[Data for this task]
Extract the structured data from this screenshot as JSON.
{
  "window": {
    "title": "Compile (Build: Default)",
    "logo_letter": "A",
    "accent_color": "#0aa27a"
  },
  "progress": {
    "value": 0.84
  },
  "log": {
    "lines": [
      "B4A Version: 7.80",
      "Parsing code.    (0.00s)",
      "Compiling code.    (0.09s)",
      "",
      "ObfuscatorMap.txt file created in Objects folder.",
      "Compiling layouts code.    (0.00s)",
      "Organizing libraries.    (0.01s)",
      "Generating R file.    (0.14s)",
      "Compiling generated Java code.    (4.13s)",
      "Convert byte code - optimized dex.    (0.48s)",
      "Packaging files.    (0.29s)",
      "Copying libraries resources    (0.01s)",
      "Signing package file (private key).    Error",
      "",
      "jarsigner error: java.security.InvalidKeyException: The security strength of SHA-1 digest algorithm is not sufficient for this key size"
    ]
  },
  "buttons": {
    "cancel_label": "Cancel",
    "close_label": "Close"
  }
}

[Request] Each line of the material above must be retyped precisely.

[Full answer]
Extract the structured data from this screenshot as JSON.
{
  "window": {
    "title": "Compile (Build: Default)",
    "logo_letter": "A",
    "accent_color": "#0aa27a"
  },
  "progress": {
    "value": 0.84
  },
  "log": {
    "lines": [
      "B4A Version: 7.80",
      "Parsing code.    (0.00s)",
      "Compiling code.    (0.09s)",
      "",
      "ObfuscatorMap.txt file created in Objects folder.",
      "Compiling layouts code.    (0.00s)",
      "Organizing libraries.    (0.01s)",
      "Generating R file.    (0.14s)",
      "Compiling generated Java code.    (4.13s)",
      "Convert byte code - optimized dex.    (0.48s)",
      "Packaging files.    (0.29s)",
      "Copying libraries resources    (0.01s)",
      "Signing package file (private key).    Error",
      "",
      "jarsigner error: java.security.InvalidKeyException: The security strength of SHA-1 digest algorithm is not sufficient for this key size"
    ]
  },
  "buttons": {
    "cancel_label": "Cancel",
    "close_label": "Close"
  }
}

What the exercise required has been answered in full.